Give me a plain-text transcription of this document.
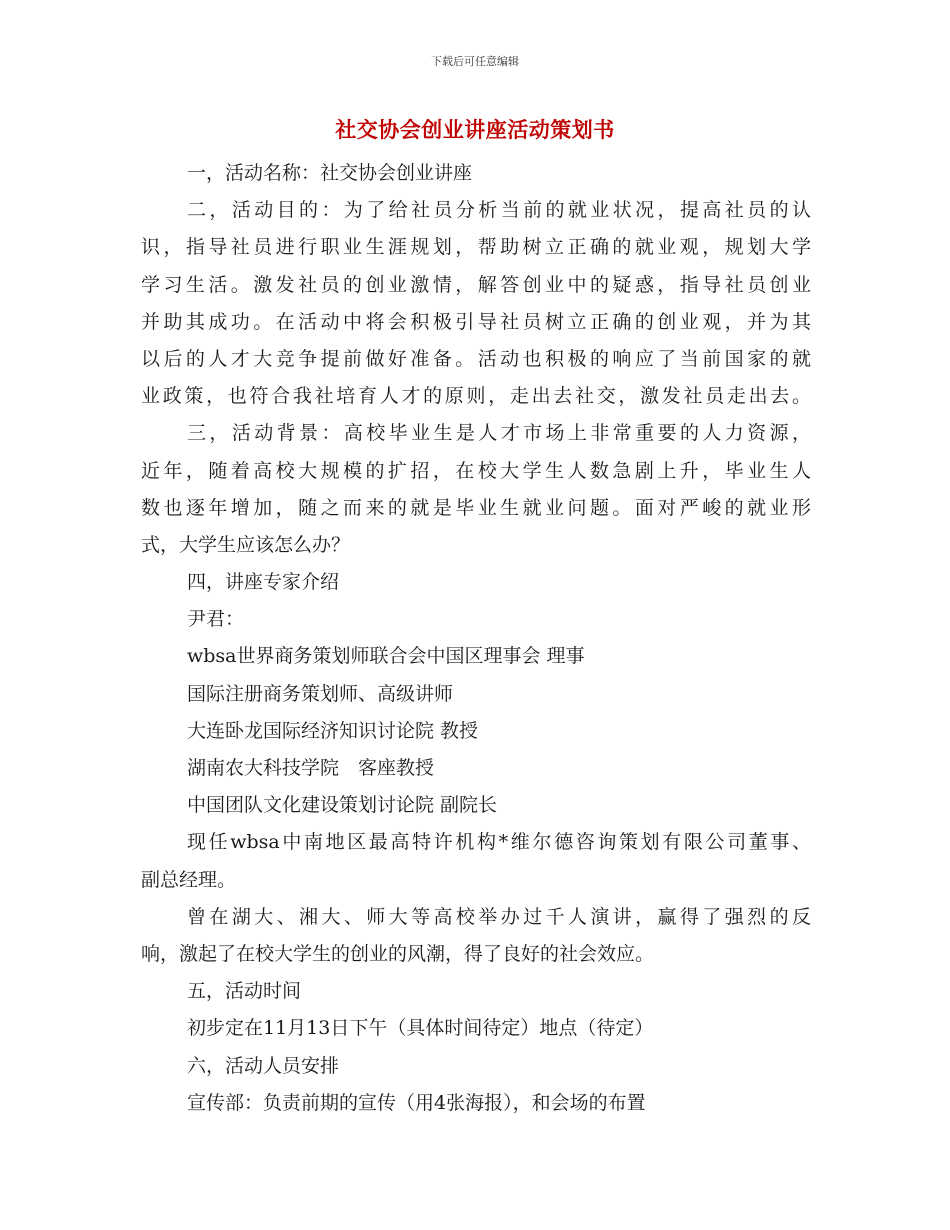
下载后可任意编辑
社交协会创业讲座活动策划书
一，活动名称：社交协会创业讲座
二，活动目的：为了给社员分析当前的就业状况，提高社员的认
识，指导社员进行职业生涯规划，帮助树立正确的就业观，规划大学
学习生活。激发社员的创业激情，解答创业中的疑惑，指导社员创业
并助其成功。在活动中将会积极引导社员树立正确的创业观，并为其
以后的人才大竞争提前做好准备。活动也积极的响应了当前国家的就
业政策，也符合我社培育人才的原则，走出去社交，激发社员走出去。
三，活动背景：高校毕业生是人才市场上非常重要的人力资源，
近年，随着高校大规模的扩招，在校大学生人数急剧上升，毕业生人
数也逐年增加，随之而来的就是毕业生就业问题。面对严峻的就业形
式，大学生应该怎么办？
四，讲座专家介绍
尹君：
wbsa世界商务策划师联合会中国区理事会 理事
国际注册商务策划师、高级讲师
大连卧龙国际经济知识讨论院 教授
湖南农大科技学院　客座教授
中国团队文化建设策划讨论院 副院长
现任wbsa中南地区最高特许机构*维尔德咨询策划有限公司董事、
副总经理。
曾在湖大、湘大、师大等高校举办过千人演讲，赢得了强烈的反
响，激起了在校大学生的创业的风潮，得了良好的社会效应。
五，活动时间
初步定在11月13日下午（具体时间待定）地点（待定）
六，活动人员安排
宣传部：负责前期的宣传（用4张海报），和会场的布置
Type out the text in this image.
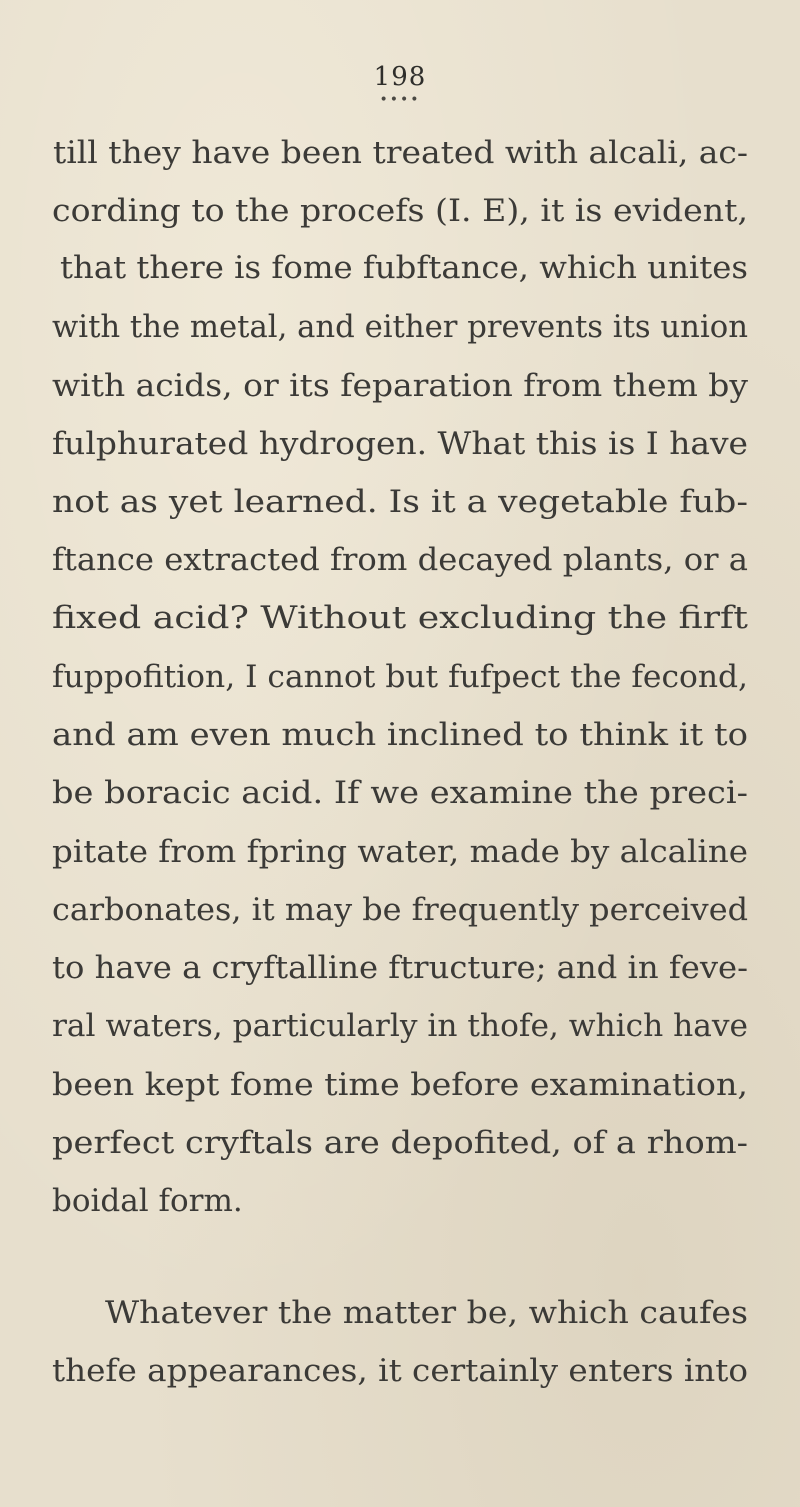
198
••••
till they have been treated with alcali, ac-
cording to the procefs (I. E), it is evident,
that there is fome fubftance, which unites
with the metal, and either prevents its union
with acids, or its feparation from them by
fulphurated hydrogen. What this is I have
not as yet learned. Is it a vegetable fub-
ftance extracted from decayed plants, or a
fixed acid? Without excluding the firft
fuppofition, I cannot but fufpect the fecond,
and am even much inclined to think it to
be boracic acid. If we examine the preci-
pitate from fpring water, made by alcaline
carbonates, it may be frequently perceived
to have a cryftalline ftructure; and in feve-
ral waters, particularly in thofe, which have
been kept fome time before examination,
perfect cryftals are depofited, of a rhom-
boidal form.
Whatever the matter be, which caufes
thefe appearances, it certainly enters into
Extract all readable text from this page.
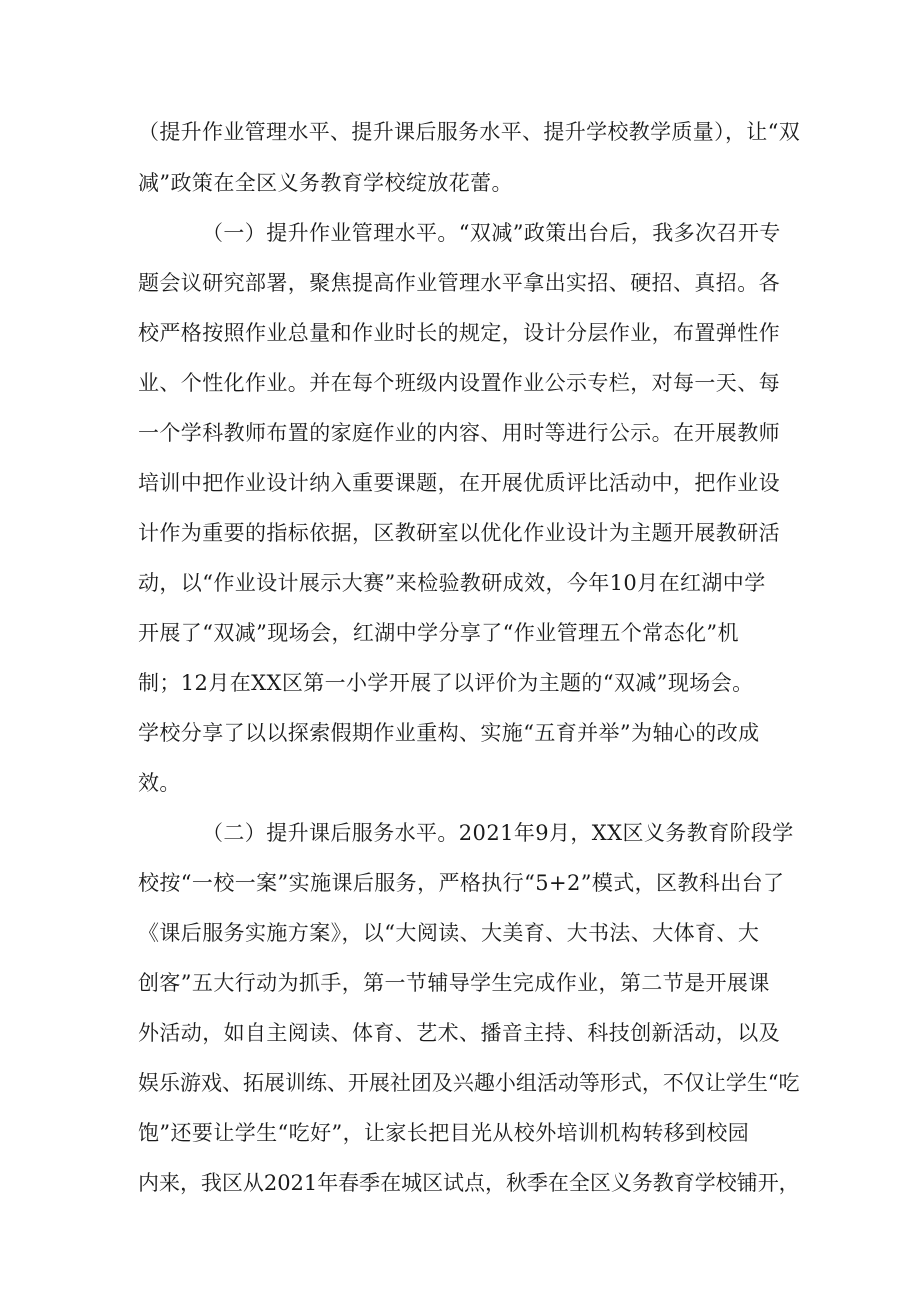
（提升作业管理水平、提升课后服务水平、提升学校教学质量），让“双
减”政策在全区义务教育学校绽放花蕾。
（一）提升作业管理水平。“双减”政策出台后，我多次召开专
题会议研究部署，聚焦提高作业管理水平拿出实招、硬招、真招。各
校严格按照作业总量和作业时长的规定，设计分层作业，布置弹性作
业、个性化作业。并在每个班级内设置作业公示专栏，对每一天、每
一个学科教师布置的家庭作业的内容、用时等进行公示。在开展教师
培训中把作业设计纳入重要课题，在开展优质评比活动中，把作业设
计作为重要的指标依据，区教研室以优化作业设计为主题开展教研活
动，以“作业设计展示大赛”来检验教研成效，今年10月在红湖中学
开展了“双减”现场会，红湖中学分享了“作业管理五个常态化”机
制；12月在XX区第一小学开展了以评价为主题的“双减”现场会。
学校分享了以以探索假期作业重构、实施“五育并举”为轴心的改成
效。
（二）提升课后服务水平。2021年9月，XX区义务教育阶段学
校按“一校一案”实施课后服务，严格执行“5+2”模式，区教科出台了
《课后服务实施方案》，以“大阅读、大美育、大书法、大体育、大
创客”五大行动为抓手，第一节辅导学生完成作业，第二节是开展课
外活动，如自主阅读、体育、艺术、播音主持、科技创新活动，以及
娱乐游戏、拓展训练、开展社团及兴趣小组活动等形式，不仅让学生“吃
饱”还要让学生“吃好”，让家长把目光从校外培训机构转移到校园
内来，我区从2021年春季在城区试点，秋季在全区义务教育学校铺开，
────
» **Task requirements**: Skip the pictures, then retype every line above exactly.

» **Response to this task**:
Give me a plain-text transcription of this document.
下载后可任意编辑
社交协会创业讲座活动策划书
一，活动名称：社交协会创业讲座
二，活动目的：为了给社员分析当前的就业状况，提高社员的认
识，指导社员进行职业生涯规划，帮助树立正确的就业观，规划大学
学习生活。激发社员的创业激情，解答创业中的疑惑，指导社员创业
并助其成功。在活动中将会积极引导社员树立正确的创业观，并为其
以后的人才大竞争提前做好准备。活动也积极的响应了当前国家的就
业政策，也符合我社培育人才的原则，走出去社交，激发社员走出去。
三，活动背景：高校毕业生是人才市场上非常重要的人力资源，
近年，随着高校大规模的扩招，在校大学生人数急剧上升，毕业生人
数也逐年增加，随之而来的就是毕业生就业问题。面对严峻的就业形
式，大学生应该怎么办？
四，讲座专家介绍
尹君：
wbsa世界商务策划师联合会中国区理事会 理事
国际注册商务策划师、高级讲师
大连卧龙国际经济知识讨论院 教授
湖南农大科技学院　客座教授
中国团队文化建设策划讨论院 副院长
现任wbsa中南地区最高特许机构*维尔德咨询策划有限公司董事、
副总经理。
曾在湖大、湘大、师大等高校举办过千人演讲，赢得了强烈的反
响，激起了在校大学生的创业的风潮，得了良好的社会效应。
五，活动时间
初步定在11月13日下午（具体时间待定）地点（待定）
六，活动人员安排
宣传部：负责前期的宣传（用4张海报），和会场的布置
Type out the text in this image.
198
••••
till they have been treated with alcali, ac-
cording to the procefs (I. E), it is evident,
that there is fome fubftance, which unites
with the metal, and either prevents its union
with acids, or its feparation from them by
fulphurated hydrogen. What this is I have
not as yet learned. Is it a vegetable fub-
ftance extracted from decayed plants, or a
fixed acid? Without excluding the firft
fuppofition, I cannot but fufpect the fecond,
and am even much inclined to think it to
be boracic acid. If we examine the preci-
pitate from fpring water, made by alcaline
carbonates, it may be frequently perceived
to have a cryftalline ftructure; and in feve-
ral waters, particularly in thofe, which have
been kept fome time before examination,
perfect cryftals are depofited, of a rhom-
boidal form.
Whatever the matter be, which caufes
thefe appearances, it certainly enters into
Extract all readable text from this page.
（提升作业管理水平、提升课后服务水平、提升学校教学质量），让“双
减”政策在全区义务教育学校绽放花蕾。
（一）提升作业管理水平。“双减”政策出台后，我多次召开专
题会议研究部署，聚焦提高作业管理水平拿出实招、硬招、真招。各
校严格按照作业总量和作业时长的规定，设计分层作业，布置弹性作
业、个性化作业。并在每个班级内设置作业公示专栏，对每一天、每
一个学科教师布置的家庭作业的内容、用时等进行公示。在开展教师
培训中把作业设计纳入重要课题，在开展优质评比活动中，把作业设
计作为重要的指标依据，区教研室以优化作业设计为主题开展教研活
动，以“作业设计展示大赛”来检验教研成效，今年10月在红湖中学
开展了“双减”现场会，红湖中学分享了“作业管理五个常态化”机
制；12月在XX区第一小学开展了以评价为主题的“双减”现场会。
学校分享了以以探索假期作业重构、实施“五育并举”为轴心的改成
效。
（二）提升课后服务水平。2021年9月，XX区义务教育阶段学
校按“一校一案”实施课后服务，严格执行“5+2”模式，区教科出台了
《课后服务实施方案》，以“大阅读、大美育、大书法、大体育、大
创客”五大行动为抓手，第一节辅导学生完成作业，第二节是开展课
外活动，如自主阅读、体育、艺术、播音主持、科技创新活动，以及
娱乐游戏、拓展训练、开展社团及兴趣小组活动等形式，不仅让学生“吃
饱”还要让学生“吃好”，让家长把目光从校外培训机构转移到校园
内来，我区从2021年春季在城区试点，秋季在全区义务教育学校铺开，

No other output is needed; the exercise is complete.